_Exercise_
Transcribe the whole listing below without changing a word, but leave out every image.

— START Given data —

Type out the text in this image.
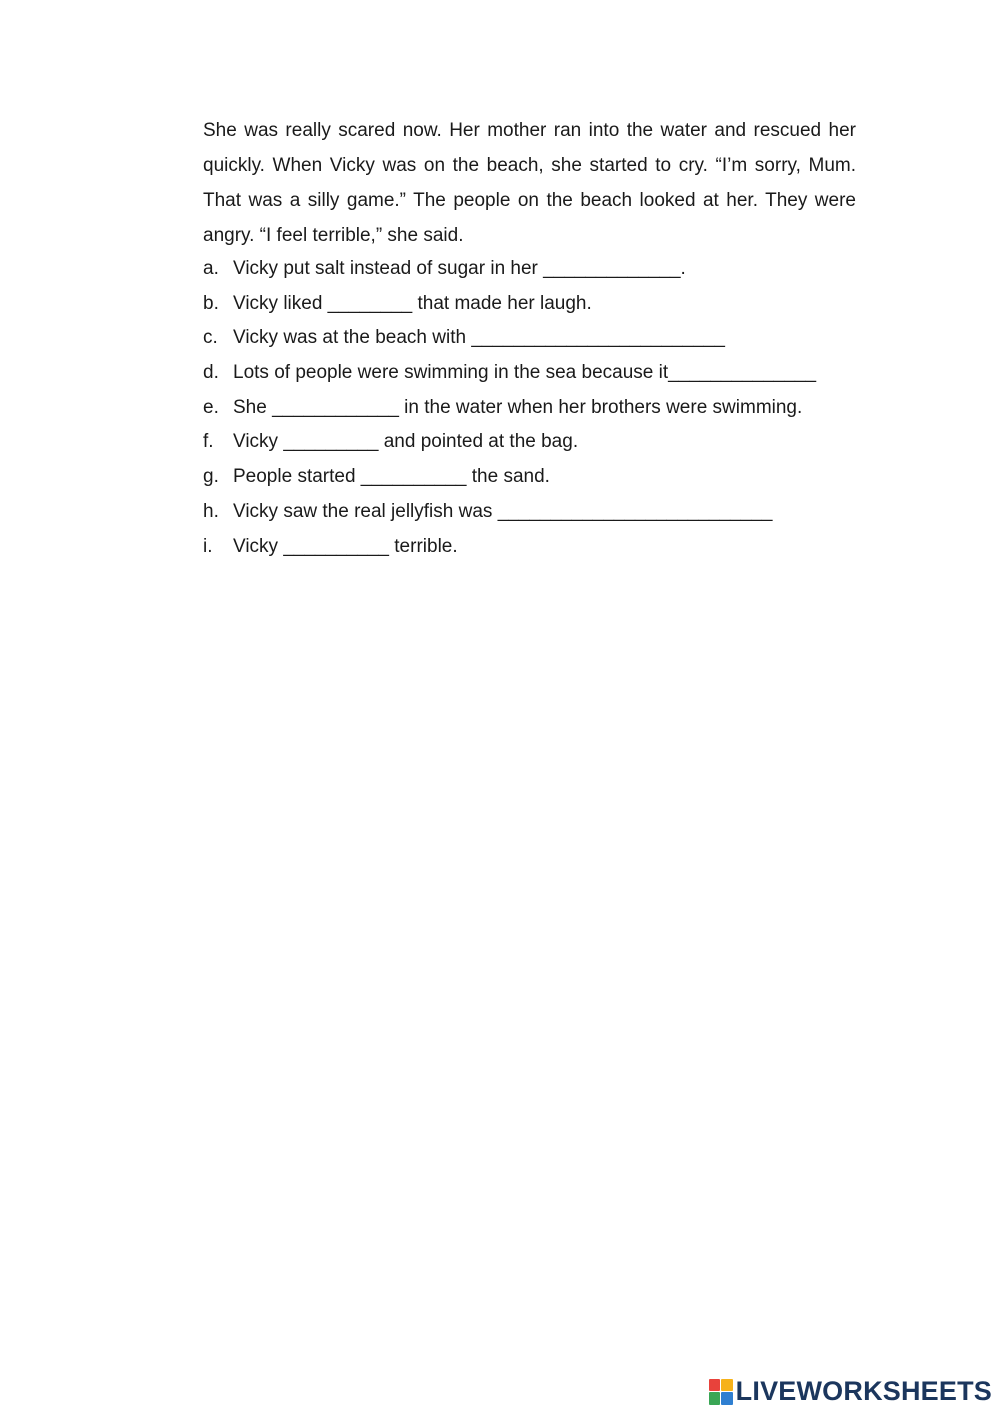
She was really scared now. Her mother ran into the water and rescued her quickly. When Vicky was on the beach, she started to cry. “I’m sorry, Mum. That was a silly game.” The people on the beach looked at her. They were angry. “I feel terrible,” she said.

a. Vicky put salt instead of sugar in her _____________.
b. Vicky liked ________ that made her laugh.
c. Vicky was at the beach with ________________________
d. Lots of people were swimming in the sea because it______________
e. She ____________ in the water when her brothers were swimming.
f. Vicky _________ and pointed at the bag.
g. People started __________ the sand.
h. Vicky saw the real jellyfish was __________________________
i. Vicky __________ terrible.
LIVEWORKSHEETS
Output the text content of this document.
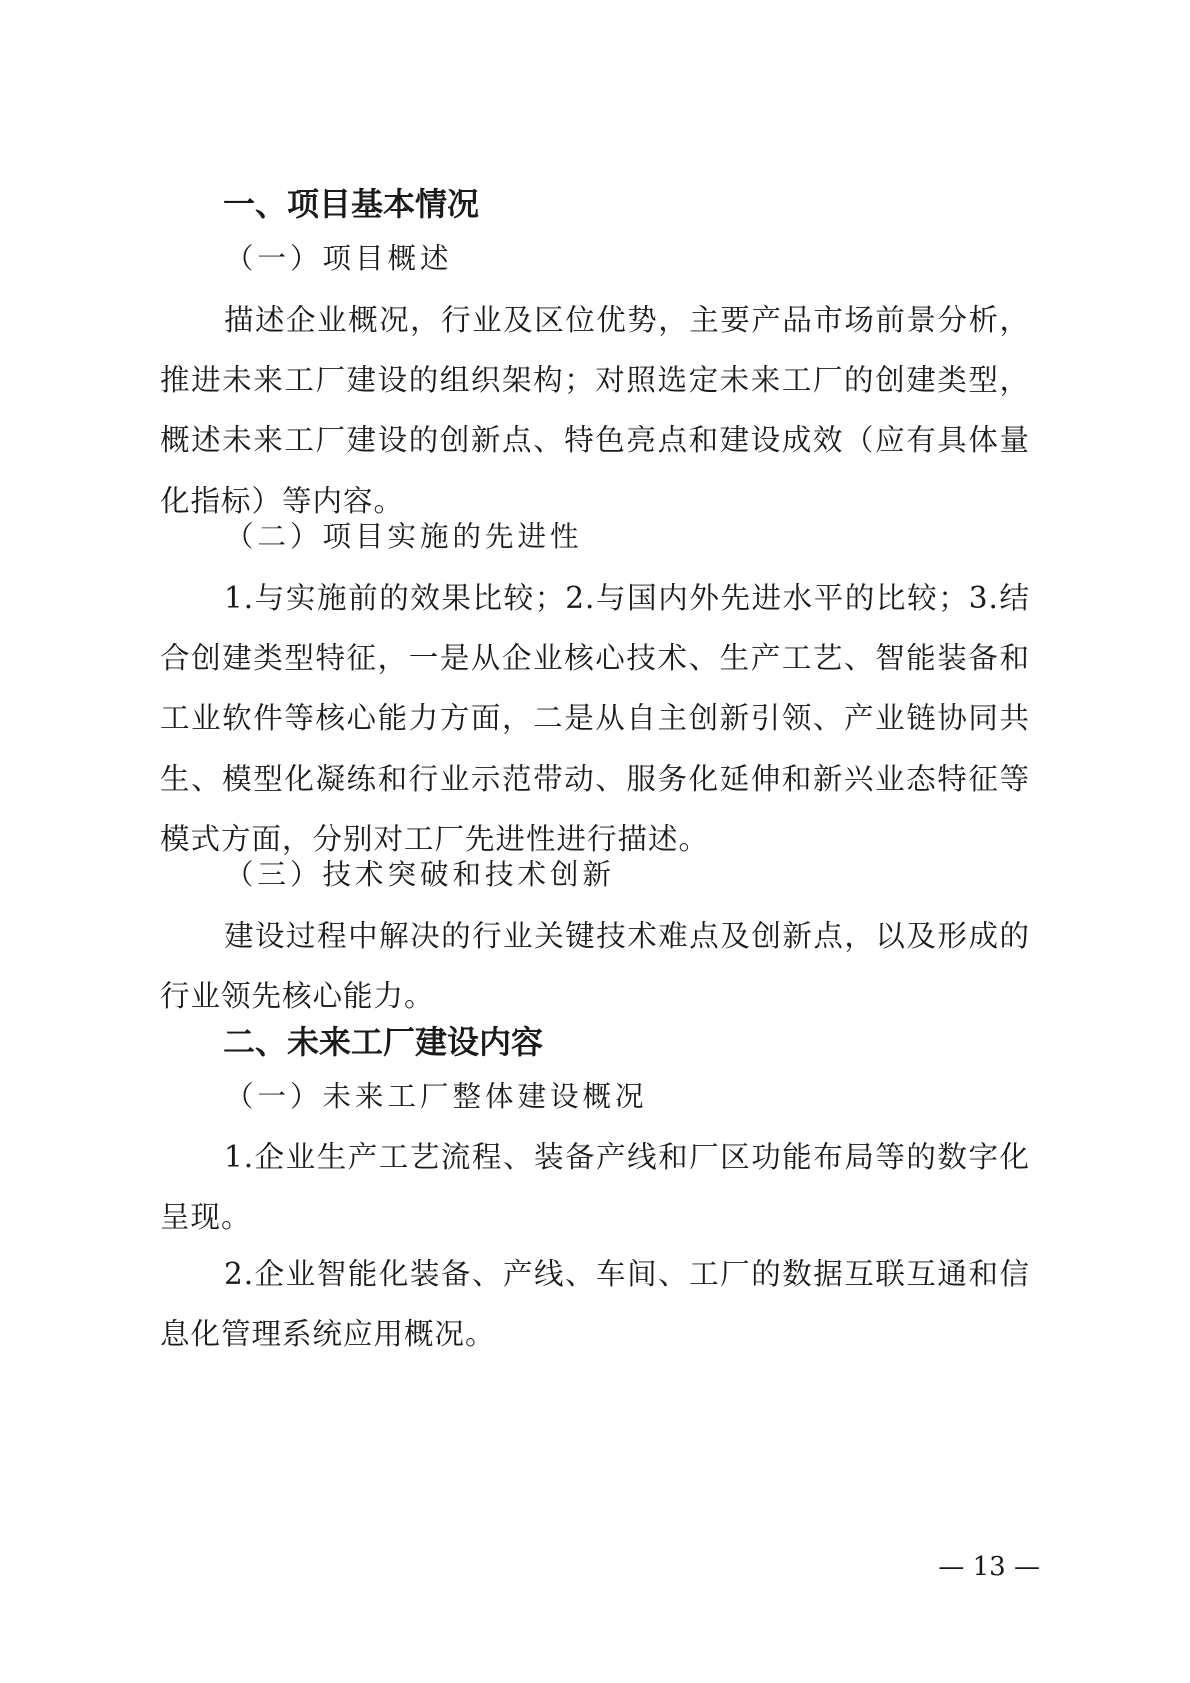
一、项目基本情况
（一）项目概述

描述企业概况，行业及区位优势，主要产品市场前景分析，推进未来工厂建设的组织架构；对照选定未来工厂的创建类型，概述未来工厂建设的创新点、特色亮点和建设成效（应有具体量化指标）等内容。

（二）项目实施的先进性

1.与实施前的效果比较；2.与国内外先进水平的比较；3.结合创建类型特征，一是从企业核心技术、生产工艺、智能装备和工业软件等核心能力方面，二是从自主创新引领、产业链协同共生、模型化凝练和行业示范带动、服务化延伸和新兴业态特征等模式方面，分别对工厂先进性进行描述。

（三）技术突破和技术创新

建设过程中解决的行业关键技术难点及创新点，以及形成的行业领先核心能力。

二、未来工厂建设内容
（一）未来工厂整体建设概况

1.企业生产工艺流程、装备产线和厂区功能布局等的数字化呈现。

2.企业智能化装备、产线、车间、工厂的数据互联互通和信息化管理系统应用概况。

— 13 —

— END Given data —

_Exercise answer_
Type out the text in this image.
She was really scared now. Her mother ran into the water and rescued her quickly. When Vicky was on the beach, she started to cry. “I’m sorry, Mum. That was a silly game.” The people on the beach looked at her. They were angry. “I feel terrible,” she said.

a. Vicky put salt instead of sugar in her _____________.
b. Vicky liked ________ that made her laugh.
c. Vicky was at the beach with ________________________
d. Lots of people were swimming in the sea because it______________
e. She ____________ in the water when her brothers were swimming.
f. Vicky _________ and pointed at the bag.
g. People started __________ the sand.
h. Vicky saw the real jellyfish was __________________________
i. Vicky __________ terrible.
LIVEWORKSHEETS
Output the text content of this document.
一、项目基本情况
（一）项目概述

描述企业概况，行业及区位优势，主要产品市场前景分析，推进未来工厂建设的组织架构；对照选定未来工厂的创建类型，概述未来工厂建设的创新点、特色亮点和建设成效（应有具体量化指标）等内容。

（二）项目实施的先进性

1.与实施前的效果比较；2.与国内外先进水平的比较；3.结合创建类型特征，一是从企业核心技术、生产工艺、智能装备和工业软件等核心能力方面，二是从自主创新引领、产业链协同共生、模型化凝练和行业示范带动、服务化延伸和新兴业态特征等模式方面，分别对工厂先进性进行描述。

（三）技术突破和技术创新

建设过程中解决的行业关键技术难点及创新点，以及形成的行业领先核心能力。

二、未来工厂建设内容
（一）未来工厂整体建设概况

1.企业生产工艺流程、装备产线和厂区功能布局等的数字化呈现。

2.企业智能化装备、产线、车间、工厂的数据互联互通和信息化管理系统应用概况。

— 13 —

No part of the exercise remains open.